* **WHAT YOU WILL DO**
Lines holding the string "Calibration" are the ones to copy; find them all in the data.

* **ITEMS**

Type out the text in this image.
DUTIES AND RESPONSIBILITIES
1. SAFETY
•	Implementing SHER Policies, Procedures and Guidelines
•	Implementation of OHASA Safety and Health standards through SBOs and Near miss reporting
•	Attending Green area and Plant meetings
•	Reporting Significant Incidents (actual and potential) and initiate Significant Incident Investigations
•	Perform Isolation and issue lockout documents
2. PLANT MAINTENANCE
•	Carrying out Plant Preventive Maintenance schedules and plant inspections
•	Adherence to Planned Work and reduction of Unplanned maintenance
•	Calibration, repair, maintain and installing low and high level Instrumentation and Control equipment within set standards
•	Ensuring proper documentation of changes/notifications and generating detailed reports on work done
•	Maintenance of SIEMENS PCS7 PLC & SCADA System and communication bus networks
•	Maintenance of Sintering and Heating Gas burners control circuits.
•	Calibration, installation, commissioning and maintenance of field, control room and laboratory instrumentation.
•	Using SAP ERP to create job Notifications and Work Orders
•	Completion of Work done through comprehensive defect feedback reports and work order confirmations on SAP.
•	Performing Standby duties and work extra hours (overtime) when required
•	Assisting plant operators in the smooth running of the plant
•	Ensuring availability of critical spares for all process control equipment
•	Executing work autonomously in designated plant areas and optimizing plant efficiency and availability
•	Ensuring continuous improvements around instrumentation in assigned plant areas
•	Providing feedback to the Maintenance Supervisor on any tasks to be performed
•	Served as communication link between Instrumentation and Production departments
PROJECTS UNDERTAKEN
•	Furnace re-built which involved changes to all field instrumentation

* **SOLVED PROBLEM**
•	Calibration, repair, maintain and installing low and high level Instrumentation and Control equipment within set standards
•	Calibration, installation, commissioning and maintenance of field, control room and laboratory instrumentation.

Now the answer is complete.